Dataset items
[Start]

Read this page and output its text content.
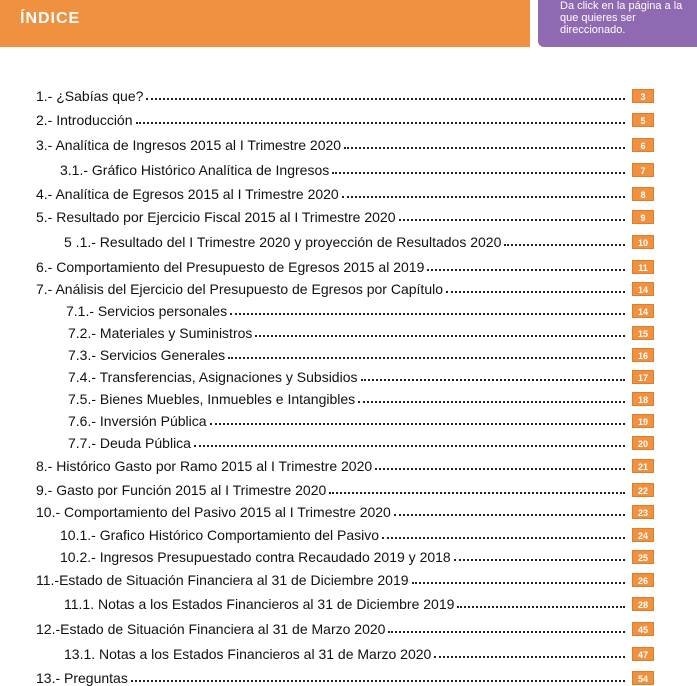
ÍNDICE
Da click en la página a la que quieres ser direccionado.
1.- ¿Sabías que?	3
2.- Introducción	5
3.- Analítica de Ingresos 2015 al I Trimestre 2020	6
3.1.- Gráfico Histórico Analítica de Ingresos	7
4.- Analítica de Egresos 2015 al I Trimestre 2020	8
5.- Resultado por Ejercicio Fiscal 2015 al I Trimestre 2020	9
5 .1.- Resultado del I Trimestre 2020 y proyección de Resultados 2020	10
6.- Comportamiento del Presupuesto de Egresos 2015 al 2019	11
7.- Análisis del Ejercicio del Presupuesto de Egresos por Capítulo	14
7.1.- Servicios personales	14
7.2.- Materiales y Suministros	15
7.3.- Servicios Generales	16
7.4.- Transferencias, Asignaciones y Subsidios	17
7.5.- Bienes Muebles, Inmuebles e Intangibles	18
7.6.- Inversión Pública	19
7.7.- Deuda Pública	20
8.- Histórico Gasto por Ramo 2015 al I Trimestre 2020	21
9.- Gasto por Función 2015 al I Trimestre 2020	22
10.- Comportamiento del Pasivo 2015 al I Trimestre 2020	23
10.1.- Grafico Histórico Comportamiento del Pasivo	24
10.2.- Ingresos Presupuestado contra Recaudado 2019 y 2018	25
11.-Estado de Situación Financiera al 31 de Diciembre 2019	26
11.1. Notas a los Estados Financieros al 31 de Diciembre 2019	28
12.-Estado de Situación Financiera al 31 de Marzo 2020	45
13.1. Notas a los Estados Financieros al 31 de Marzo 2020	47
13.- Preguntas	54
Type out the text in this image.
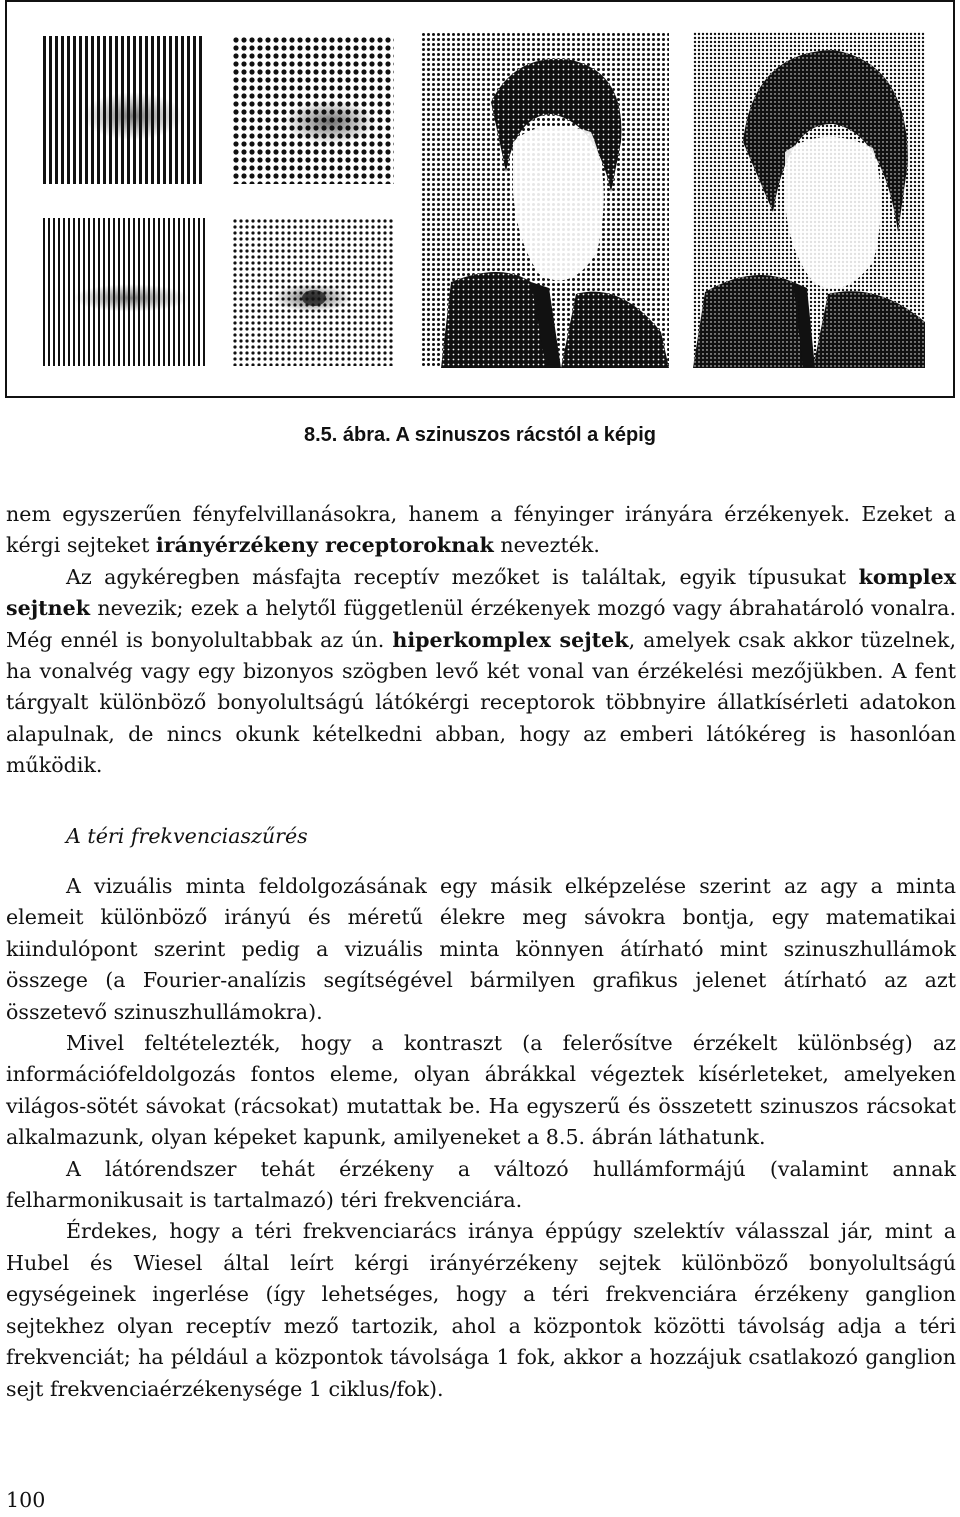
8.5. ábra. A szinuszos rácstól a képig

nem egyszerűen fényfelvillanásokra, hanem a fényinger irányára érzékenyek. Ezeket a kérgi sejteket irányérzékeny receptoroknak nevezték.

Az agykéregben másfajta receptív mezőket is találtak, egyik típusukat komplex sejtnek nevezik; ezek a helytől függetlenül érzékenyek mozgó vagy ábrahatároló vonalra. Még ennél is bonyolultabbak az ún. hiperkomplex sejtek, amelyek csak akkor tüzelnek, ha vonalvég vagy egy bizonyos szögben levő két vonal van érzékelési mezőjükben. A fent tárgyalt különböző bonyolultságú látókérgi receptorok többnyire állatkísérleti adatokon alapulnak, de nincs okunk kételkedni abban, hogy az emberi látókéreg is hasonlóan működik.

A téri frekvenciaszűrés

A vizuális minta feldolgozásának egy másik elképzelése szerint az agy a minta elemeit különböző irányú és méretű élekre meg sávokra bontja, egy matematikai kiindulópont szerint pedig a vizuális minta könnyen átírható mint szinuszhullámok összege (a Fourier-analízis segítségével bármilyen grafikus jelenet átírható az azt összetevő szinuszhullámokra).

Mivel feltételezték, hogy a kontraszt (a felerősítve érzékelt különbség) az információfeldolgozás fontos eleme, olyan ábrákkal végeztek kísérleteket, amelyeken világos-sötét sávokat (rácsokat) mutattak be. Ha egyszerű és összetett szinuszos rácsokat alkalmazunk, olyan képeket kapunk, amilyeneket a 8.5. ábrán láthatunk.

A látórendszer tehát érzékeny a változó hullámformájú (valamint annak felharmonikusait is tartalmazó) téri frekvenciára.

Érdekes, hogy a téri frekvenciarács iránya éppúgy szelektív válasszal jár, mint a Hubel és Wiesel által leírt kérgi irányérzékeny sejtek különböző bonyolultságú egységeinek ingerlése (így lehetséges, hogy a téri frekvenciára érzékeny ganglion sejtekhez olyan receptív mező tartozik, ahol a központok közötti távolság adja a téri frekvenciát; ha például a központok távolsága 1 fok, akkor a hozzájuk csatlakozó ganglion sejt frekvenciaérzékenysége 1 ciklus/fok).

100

[End]
[Start]

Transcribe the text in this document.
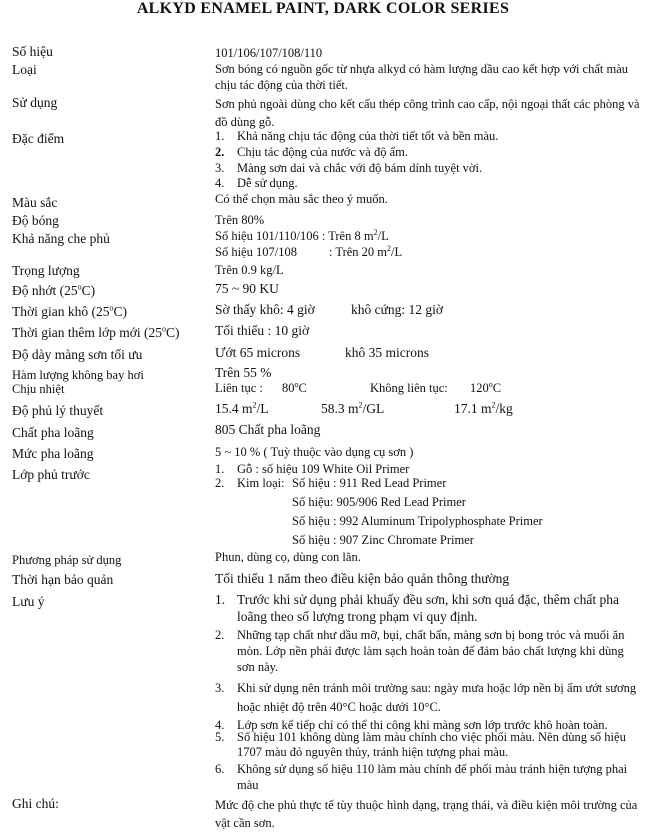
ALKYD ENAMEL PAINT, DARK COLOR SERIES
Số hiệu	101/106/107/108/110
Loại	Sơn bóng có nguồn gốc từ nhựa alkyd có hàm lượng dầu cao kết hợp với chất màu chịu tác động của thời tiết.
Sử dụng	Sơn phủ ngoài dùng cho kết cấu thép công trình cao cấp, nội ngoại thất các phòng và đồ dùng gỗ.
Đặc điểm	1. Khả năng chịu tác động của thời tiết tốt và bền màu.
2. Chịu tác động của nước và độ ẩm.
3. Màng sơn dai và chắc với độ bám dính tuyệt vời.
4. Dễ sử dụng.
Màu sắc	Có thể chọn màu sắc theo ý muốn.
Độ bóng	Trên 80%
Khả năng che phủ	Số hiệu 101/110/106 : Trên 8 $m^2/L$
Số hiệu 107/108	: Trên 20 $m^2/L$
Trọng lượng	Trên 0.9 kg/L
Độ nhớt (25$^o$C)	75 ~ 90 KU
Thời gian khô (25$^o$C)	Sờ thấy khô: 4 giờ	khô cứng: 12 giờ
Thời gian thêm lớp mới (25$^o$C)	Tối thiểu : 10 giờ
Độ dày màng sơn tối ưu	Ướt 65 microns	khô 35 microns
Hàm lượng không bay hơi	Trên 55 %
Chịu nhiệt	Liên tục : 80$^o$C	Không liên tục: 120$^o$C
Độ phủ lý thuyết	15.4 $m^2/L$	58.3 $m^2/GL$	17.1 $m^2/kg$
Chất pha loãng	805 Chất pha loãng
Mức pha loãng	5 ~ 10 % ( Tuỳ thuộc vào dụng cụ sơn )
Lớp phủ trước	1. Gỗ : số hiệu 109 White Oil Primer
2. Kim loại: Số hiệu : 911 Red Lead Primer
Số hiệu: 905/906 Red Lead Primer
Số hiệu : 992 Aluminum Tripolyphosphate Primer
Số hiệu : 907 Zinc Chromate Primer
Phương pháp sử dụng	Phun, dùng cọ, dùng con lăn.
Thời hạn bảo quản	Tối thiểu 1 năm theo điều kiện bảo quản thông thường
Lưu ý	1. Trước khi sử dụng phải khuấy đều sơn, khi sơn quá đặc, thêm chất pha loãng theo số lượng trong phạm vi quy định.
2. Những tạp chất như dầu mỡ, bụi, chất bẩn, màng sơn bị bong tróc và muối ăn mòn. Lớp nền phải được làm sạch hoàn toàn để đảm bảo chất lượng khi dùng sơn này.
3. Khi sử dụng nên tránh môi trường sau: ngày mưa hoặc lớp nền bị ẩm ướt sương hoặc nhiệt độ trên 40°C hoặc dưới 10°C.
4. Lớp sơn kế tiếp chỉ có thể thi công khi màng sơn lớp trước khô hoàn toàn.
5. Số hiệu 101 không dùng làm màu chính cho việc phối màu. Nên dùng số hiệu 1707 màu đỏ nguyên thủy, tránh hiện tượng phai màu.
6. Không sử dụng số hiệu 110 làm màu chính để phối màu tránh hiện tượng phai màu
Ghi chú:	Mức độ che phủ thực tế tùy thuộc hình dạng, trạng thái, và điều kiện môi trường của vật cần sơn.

[End]

What the exercise asks
Look through the listing above. Pick out each line with "Servicios" and copy it.

Task result
7.1.- Servicios personales	14
7.3.- Servicios Generales	16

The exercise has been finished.